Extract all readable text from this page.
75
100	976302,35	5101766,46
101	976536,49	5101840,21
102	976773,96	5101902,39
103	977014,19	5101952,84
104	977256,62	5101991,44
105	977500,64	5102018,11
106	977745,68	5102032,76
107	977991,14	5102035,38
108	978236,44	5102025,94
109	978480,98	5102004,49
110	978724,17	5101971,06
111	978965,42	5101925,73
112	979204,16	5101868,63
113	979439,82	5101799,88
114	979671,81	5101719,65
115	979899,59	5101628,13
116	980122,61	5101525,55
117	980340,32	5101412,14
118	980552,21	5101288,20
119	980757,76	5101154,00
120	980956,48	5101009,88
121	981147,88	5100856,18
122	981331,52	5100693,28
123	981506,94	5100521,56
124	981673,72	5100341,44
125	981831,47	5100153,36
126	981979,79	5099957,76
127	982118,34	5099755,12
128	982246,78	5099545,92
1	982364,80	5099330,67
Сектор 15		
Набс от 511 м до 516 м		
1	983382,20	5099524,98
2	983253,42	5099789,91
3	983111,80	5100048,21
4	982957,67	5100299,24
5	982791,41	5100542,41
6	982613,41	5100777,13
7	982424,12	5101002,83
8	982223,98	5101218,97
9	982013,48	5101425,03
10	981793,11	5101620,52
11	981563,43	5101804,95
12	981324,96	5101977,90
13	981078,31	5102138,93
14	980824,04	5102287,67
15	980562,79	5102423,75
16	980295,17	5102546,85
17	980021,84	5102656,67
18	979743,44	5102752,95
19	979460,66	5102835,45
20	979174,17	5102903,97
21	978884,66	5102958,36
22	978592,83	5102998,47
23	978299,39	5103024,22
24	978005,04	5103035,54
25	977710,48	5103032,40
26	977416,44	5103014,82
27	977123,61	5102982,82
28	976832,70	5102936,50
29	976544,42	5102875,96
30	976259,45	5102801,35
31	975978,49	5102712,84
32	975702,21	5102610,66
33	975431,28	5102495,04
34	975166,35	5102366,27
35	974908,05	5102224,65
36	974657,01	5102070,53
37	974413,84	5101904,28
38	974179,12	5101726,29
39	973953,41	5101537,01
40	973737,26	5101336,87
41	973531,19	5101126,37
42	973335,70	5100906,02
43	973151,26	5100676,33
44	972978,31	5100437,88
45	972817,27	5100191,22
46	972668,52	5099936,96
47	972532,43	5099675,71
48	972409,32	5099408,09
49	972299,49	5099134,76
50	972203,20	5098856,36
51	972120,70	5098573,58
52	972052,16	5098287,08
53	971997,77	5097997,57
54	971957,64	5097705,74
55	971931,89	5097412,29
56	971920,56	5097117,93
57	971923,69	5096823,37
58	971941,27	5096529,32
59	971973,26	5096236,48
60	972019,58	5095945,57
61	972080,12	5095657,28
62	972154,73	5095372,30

________________________________________

SHORT EXERCISE: Retype every entry above, word for word.

RESPONSE TO THE TASK:
Extract all readable text from this page.
75
100	976302,35	5101766,46
101	976536,49	5101840,21
102	976773,96	5101902,39
103	977014,19	5101952,84
104	977256,62	5101991,44
105	977500,64	5102018,11
106	977745,68	5102032,76
107	977991,14	5102035,38
108	978236,44	5102025,94
109	978480,98	5102004,49
110	978724,17	5101971,06
111	978965,42	5101925,73
112	979204,16	5101868,63
113	979439,82	5101799,88
114	979671,81	5101719,65
115	979899,59	5101628,13
116	980122,61	5101525,55
117	980340,32	5101412,14
118	980552,21	5101288,20
119	980757,76	5101154,00
120	980956,48	5101009,88
121	981147,88	5100856,18
122	981331,52	5100693,28
123	981506,94	5100521,56
124	981673,72	5100341,44
125	981831,47	5100153,36
126	981979,79	5099957,76
127	982118,34	5099755,12
128	982246,78	5099545,92
1	982364,80	5099330,67
Сектор 15		
Набс от 511 м до 516 м		
1	983382,20	5099524,98
2	983253,42	5099789,91
3	983111,80	5100048,21
4	982957,67	5100299,24
5	982791,41	5100542,41
6	982613,41	5100777,13
7	982424,12	5101002,83
8	982223,98	5101218,97
9	982013,48	5101425,03
10	981793,11	5101620,52
11	981563,43	5101804,95
12	981324,96	5101977,90
13	981078,31	5102138,93
14	980824,04	5102287,67
15	980562,79	5102423,75
16	980295,17	5102546,85
17	980021,84	5102656,67
18	979743,44	5102752,95
19	979460,66	5102835,45
20	979174,17	5102903,97
21	978884,66	5102958,36
22	978592,83	5102998,47
23	978299,39	5103024,22
24	978005,04	5103035,54
25	977710,48	5103032,40
26	977416,44	5103014,82
27	977123,61	5102982,82
28	976832,70	5102936,50
29	976544,42	5102875,96
30	976259,45	5102801,35
31	975978,49	5102712,84
32	975702,21	5102610,66
33	975431,28	5102495,04
34	975166,35	5102366,27
35	974908,05	5102224,65
36	974657,01	5102070,53
37	974413,84	5101904,28
38	974179,12	5101726,29
39	973953,41	5101537,01
40	973737,26	5101336,87
41	973531,19	5101126,37
42	973335,70	5100906,02
43	973151,26	5100676,33
44	972978,31	5100437,88
45	972817,27	5100191,22
46	972668,52	5099936,96
47	972532,43	5099675,71
48	972409,32	5099408,09
49	972299,49	5099134,76
50	972203,20	5098856,36
51	972120,70	5098573,58
52	972052,16	5098287,08
53	971997,77	5097997,57
54	971957,64	5097705,74
55	971931,89	5097412,29
56	971920,56	5097117,93
57	971923,69	5096823,37
58	971941,27	5096529,32
59	971973,26	5096236,48
60	972019,58	5095945,57
61	972080,12	5095657,28
62	972154,73	5095372,30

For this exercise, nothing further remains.